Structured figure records
···

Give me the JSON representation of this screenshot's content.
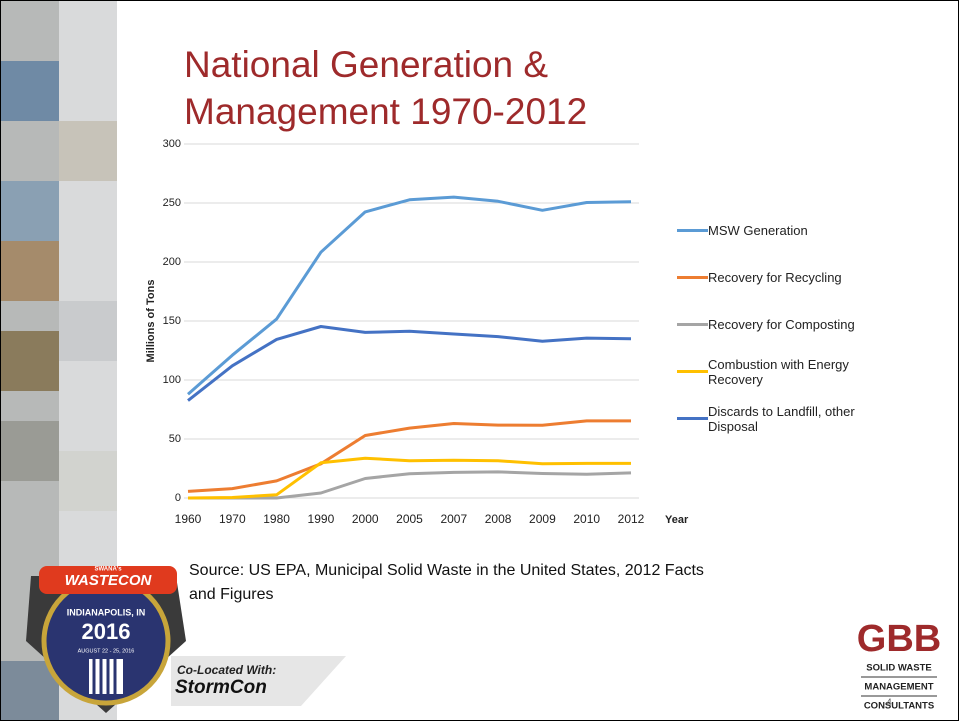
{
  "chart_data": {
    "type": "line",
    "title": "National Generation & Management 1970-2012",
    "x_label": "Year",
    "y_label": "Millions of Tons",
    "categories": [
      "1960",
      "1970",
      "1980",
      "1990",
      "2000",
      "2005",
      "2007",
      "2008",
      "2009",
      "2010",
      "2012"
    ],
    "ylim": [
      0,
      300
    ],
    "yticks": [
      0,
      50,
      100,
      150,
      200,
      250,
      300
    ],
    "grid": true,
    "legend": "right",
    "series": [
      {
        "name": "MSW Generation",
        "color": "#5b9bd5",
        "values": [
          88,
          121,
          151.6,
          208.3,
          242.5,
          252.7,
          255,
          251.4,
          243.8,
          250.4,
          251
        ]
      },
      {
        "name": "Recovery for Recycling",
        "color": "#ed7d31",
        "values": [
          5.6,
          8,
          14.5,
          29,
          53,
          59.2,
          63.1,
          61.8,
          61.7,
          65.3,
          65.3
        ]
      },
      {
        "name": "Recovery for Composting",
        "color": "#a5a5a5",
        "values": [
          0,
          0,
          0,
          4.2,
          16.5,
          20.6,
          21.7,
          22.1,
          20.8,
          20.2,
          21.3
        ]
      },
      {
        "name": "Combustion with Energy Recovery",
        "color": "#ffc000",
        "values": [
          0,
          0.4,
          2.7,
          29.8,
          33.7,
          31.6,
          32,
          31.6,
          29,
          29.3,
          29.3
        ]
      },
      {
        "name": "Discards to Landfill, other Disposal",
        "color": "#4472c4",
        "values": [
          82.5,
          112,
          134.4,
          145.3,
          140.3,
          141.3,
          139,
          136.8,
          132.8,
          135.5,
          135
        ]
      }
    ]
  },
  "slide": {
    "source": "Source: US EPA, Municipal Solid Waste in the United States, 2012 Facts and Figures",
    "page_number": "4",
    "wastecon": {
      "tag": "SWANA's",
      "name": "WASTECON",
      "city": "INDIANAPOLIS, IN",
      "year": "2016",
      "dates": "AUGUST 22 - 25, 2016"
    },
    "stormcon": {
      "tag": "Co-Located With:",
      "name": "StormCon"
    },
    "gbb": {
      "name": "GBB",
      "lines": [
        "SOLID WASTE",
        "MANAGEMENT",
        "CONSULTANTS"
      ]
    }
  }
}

···

For this exercise, gather every line of the data that contains the word "color".

ANSWER TO THIS EXERCISE:
        "color": "#5b9bd5",
        "color": "#ed7d31",
        "color": "#a5a5a5",
        "color": "#ffc000",
        "color": "#4472c4",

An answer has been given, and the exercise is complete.